Bounding box annotations =>
============================================================

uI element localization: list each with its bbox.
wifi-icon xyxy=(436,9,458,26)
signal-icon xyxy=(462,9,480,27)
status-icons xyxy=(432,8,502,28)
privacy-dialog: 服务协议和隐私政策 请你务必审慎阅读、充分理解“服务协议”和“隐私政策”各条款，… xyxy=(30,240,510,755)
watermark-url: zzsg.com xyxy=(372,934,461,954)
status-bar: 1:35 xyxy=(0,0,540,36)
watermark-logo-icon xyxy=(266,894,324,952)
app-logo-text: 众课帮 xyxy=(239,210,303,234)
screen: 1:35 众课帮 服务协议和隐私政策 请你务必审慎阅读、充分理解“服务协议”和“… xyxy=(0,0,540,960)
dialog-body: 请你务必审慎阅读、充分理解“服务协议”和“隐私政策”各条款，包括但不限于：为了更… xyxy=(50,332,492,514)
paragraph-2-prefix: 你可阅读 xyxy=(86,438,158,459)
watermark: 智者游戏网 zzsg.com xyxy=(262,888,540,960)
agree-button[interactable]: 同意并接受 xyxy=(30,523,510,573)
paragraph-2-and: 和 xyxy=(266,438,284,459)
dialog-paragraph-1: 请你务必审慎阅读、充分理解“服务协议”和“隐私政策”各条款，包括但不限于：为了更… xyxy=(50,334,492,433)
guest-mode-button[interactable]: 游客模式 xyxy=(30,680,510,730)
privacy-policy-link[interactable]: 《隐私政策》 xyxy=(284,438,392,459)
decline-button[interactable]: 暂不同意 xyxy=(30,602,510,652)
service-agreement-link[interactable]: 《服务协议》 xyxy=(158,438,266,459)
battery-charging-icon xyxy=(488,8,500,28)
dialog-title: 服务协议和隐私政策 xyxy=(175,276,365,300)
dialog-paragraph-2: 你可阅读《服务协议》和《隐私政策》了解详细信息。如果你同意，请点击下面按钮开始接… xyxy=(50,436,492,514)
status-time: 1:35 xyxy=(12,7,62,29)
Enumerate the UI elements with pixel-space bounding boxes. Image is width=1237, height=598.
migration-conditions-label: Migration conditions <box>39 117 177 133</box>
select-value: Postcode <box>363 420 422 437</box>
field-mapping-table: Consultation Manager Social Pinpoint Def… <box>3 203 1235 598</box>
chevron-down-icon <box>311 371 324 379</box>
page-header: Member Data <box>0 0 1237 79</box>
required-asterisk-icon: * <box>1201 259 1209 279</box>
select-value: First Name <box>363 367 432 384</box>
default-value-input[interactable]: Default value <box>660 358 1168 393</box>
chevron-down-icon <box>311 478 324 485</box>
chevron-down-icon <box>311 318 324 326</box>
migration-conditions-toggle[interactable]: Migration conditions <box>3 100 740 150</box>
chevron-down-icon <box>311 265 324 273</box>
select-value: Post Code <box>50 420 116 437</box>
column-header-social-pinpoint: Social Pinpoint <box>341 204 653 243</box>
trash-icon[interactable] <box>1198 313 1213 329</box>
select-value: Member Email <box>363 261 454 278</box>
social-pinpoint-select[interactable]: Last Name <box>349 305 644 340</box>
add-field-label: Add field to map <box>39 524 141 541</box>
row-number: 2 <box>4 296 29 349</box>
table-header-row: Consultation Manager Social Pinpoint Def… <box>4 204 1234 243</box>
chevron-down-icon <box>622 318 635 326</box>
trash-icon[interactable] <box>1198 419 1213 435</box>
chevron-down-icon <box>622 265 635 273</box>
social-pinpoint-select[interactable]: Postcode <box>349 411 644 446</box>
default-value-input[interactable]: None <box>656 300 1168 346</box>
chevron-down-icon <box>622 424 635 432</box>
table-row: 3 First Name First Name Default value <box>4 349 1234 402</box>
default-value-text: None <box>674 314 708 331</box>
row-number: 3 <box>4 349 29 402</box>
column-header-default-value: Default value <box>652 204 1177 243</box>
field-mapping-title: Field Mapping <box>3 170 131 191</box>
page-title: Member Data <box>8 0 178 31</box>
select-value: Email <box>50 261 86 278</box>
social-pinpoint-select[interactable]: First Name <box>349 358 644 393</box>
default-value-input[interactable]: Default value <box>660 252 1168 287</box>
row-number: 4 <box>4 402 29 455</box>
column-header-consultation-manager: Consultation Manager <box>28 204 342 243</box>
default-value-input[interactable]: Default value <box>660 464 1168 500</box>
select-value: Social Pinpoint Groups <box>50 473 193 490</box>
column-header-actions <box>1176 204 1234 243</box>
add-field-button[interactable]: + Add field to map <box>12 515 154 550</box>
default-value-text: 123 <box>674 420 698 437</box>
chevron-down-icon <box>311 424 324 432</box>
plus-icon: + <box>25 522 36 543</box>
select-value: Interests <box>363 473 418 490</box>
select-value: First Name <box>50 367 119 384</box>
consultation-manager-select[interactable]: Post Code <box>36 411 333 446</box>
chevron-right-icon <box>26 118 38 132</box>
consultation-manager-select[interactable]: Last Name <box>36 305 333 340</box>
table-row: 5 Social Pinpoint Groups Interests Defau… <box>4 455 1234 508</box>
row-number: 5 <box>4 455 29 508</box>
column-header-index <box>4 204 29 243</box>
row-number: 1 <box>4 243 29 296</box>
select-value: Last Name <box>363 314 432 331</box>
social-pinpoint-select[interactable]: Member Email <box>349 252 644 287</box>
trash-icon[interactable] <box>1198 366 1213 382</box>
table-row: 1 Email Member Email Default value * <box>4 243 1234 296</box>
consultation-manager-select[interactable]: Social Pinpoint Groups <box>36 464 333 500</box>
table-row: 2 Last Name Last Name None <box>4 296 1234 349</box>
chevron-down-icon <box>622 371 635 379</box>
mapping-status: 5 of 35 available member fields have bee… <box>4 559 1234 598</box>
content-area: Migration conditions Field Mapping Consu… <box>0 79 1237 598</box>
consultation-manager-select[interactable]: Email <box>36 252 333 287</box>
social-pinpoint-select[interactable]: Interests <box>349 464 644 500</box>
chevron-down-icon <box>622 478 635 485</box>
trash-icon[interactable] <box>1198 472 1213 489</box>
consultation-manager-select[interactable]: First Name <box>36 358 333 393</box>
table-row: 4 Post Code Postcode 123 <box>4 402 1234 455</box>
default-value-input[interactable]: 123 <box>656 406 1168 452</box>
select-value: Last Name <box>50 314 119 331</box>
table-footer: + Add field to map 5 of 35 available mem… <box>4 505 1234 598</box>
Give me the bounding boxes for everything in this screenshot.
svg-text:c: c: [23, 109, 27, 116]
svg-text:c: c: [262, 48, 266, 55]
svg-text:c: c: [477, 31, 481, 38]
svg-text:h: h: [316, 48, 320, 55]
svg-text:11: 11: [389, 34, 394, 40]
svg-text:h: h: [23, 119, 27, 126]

============================================================

Requirement =>
Retype every one of these lines exactly as they stand.

Task result =>
uI element localization: list each with its bbox.
wifi-icon xyxy=(436,9,458,26)
signal-icon xyxy=(462,9,480,27)
status-icons xyxy=(432,8,502,28)
privacy-dialog: 服务协议和隐私政策 请你务必审慎阅读、充分理解“服务协议”和“隐私政策”各条款，… xyxy=(30,240,510,755)
watermark-url: zzsg.com xyxy=(372,934,461,954)
status-bar: 1:35 xyxy=(0,0,540,36)
watermark-logo-icon xyxy=(266,894,324,952)
app-logo-text: 众课帮 xyxy=(239,210,303,234)
screen: 1:35 众课帮 服务协议和隐私政策 请你务必审慎阅读、充分理解“服务协议”和“… xyxy=(0,0,540,960)
dialog-body: 请你务必审慎阅读、充分理解“服务协议”和“隐私政策”各条款，包括但不限于：为了更… xyxy=(50,332,492,514)
paragraph-2-prefix: 你可阅读 xyxy=(86,438,158,459)
watermark: 智者游戏网 zzsg.com xyxy=(262,888,540,960)
agree-button[interactable]: 同意并接受 xyxy=(30,523,510,573)
paragraph-2-and: 和 xyxy=(266,438,284,459)
dialog-paragraph-1: 请你务必审慎阅读、充分理解“服务协议”和“隐私政策”各条款，包括但不限于：为了更… xyxy=(50,334,492,433)
guest-mode-button[interactable]: 游客模式 xyxy=(30,680,510,730)
privacy-policy-link[interactable]: 《隐私政策》 xyxy=(284,438,392,459)
decline-button[interactable]: 暂不同意 xyxy=(30,602,510,652)
service-agreement-link[interactable]: 《服务协议》 xyxy=(158,438,266,459)
battery-charging-icon xyxy=(488,8,500,28)
dialog-title: 服务协议和隐私政策 xyxy=(175,276,365,300)
dialog-paragraph-2: 你可阅读《服务协议》和《隐私政策》了解详细信息。如果你同意，请点击下面按钮开始接… xyxy=(50,436,492,514)
status-time: 1:35 xyxy=(12,7,62,29)
Enumerate the UI elements with pixel-space bounding boxes. Image is width=1237, height=598.
migration-conditions-label: Migration conditions <box>39 117 177 133</box>
select-value: Postcode <box>363 420 422 437</box>
field-mapping-table: Consultation Manager Social Pinpoint Def… <box>3 203 1235 598</box>
chevron-down-icon <box>311 371 324 379</box>
page-header: Member Data <box>0 0 1237 79</box>
required-asterisk-icon: * <box>1201 259 1209 279</box>
select-value: First Name <box>363 367 432 384</box>
default-value-input[interactable]: Default value <box>660 358 1168 393</box>
chevron-down-icon <box>311 478 324 485</box>
chevron-down-icon <box>311 318 324 326</box>
migration-conditions-toggle[interactable]: Migration conditions <box>3 100 740 150</box>
chevron-down-icon <box>311 265 324 273</box>
select-value: Post Code <box>50 420 116 437</box>
column-header-social-pinpoint: Social Pinpoint <box>341 204 653 243</box>
trash-icon[interactable] <box>1198 313 1213 329</box>
select-value: Member Email <box>363 261 454 278</box>
social-pinpoint-select[interactable]: Last Name <box>349 305 644 340</box>
add-field-label: Add field to map <box>39 524 141 541</box>
row-number: 2 <box>4 296 29 349</box>
table-header-row: Consultation Manager Social Pinpoint Def… <box>4 204 1234 243</box>
chevron-down-icon <box>622 318 635 326</box>
trash-icon[interactable] <box>1198 419 1213 435</box>
chevron-down-icon <box>622 265 635 273</box>
social-pinpoint-select[interactable]: Postcode <box>349 411 644 446</box>
default-value-input[interactable]: None <box>656 300 1168 346</box>
chevron-down-icon <box>622 424 635 432</box>
table-row: 3 First Name First Name Default value <box>4 349 1234 402</box>
default-value-text: None <box>674 314 708 331</box>
row-number: 3 <box>4 349 29 402</box>
column-header-default-value: Default value <box>652 204 1177 243</box>
field-mapping-title: Field Mapping <box>3 170 131 191</box>
page-title: Member Data <box>8 0 178 31</box>
select-value: Email <box>50 261 86 278</box>
social-pinpoint-select[interactable]: First Name <box>349 358 644 393</box>
default-value-input[interactable]: Default value <box>660 252 1168 287</box>
row-number: 4 <box>4 402 29 455</box>
column-header-consultation-manager: Consultation Manager <box>28 204 342 243</box>
default-value-input[interactable]: Default value <box>660 464 1168 500</box>
select-value: Social Pinpoint Groups <box>50 473 193 490</box>
column-header-actions <box>1176 204 1234 243</box>
add-field-button[interactable]: + Add field to map <box>12 515 154 550</box>
default-value-text: 123 <box>674 420 698 437</box>
chevron-down-icon <box>311 424 324 432</box>
plus-icon: + <box>25 522 36 543</box>
select-value: Interests <box>363 473 418 490</box>
select-value: First Name <box>50 367 119 384</box>
consultation-manager-select[interactable]: Post Code <box>36 411 333 446</box>
chevron-right-icon <box>26 118 38 132</box>
consultation-manager-select[interactable]: Last Name <box>36 305 333 340</box>
table-row: 5 Social Pinpoint Groups Interests Defau… <box>4 455 1234 508</box>
row-number: 5 <box>4 455 29 508</box>
column-header-index <box>4 204 29 243</box>
row-number: 1 <box>4 243 29 296</box>
select-value: Last Name <box>363 314 432 331</box>
social-pinpoint-select[interactable]: Member Email <box>349 252 644 287</box>
trash-icon[interactable] <box>1198 366 1213 382</box>
table-row: 1 Email Member Email Default value * <box>4 243 1234 296</box>
consultation-manager-select[interactable]: Social Pinpoint Groups <box>36 464 333 500</box>
table-row: 2 Last Name Last Name None <box>4 296 1234 349</box>
chevron-down-icon <box>622 371 635 379</box>
mapping-status: 5 of 35 available member fields have bee… <box>4 559 1234 598</box>
content-area: Migration conditions Field Mapping Consu… <box>0 79 1237 598</box>
consultation-manager-select[interactable]: Email <box>36 252 333 287</box>
social-pinpoint-select[interactable]: Interests <box>349 464 644 500</box>
chevron-down-icon <box>622 478 635 485</box>
trash-icon[interactable] <box>1198 472 1213 489</box>
consultation-manager-select[interactable]: First Name <box>36 358 333 393</box>
table-row: 4 Post Code Postcode 123 <box>4 402 1234 455</box>
default-value-input[interactable]: 123 <box>656 406 1168 452</box>
select-value: Last Name <box>50 314 119 331</box>
table-footer: + Add field to map 5 of 35 available mem… <box>4 505 1234 598</box>
Give me the bounding boxes for everything in this screenshot.
svg-text:c: c: [23, 109, 27, 116]
svg-text:c: c: [262, 48, 266, 55]
svg-text:c: c: [477, 31, 481, 38]
svg-text:h: h: [316, 48, 320, 55]
svg-text:11: 11: [389, 34, 394, 40]
svg-text:h: h: [23, 119, 27, 126]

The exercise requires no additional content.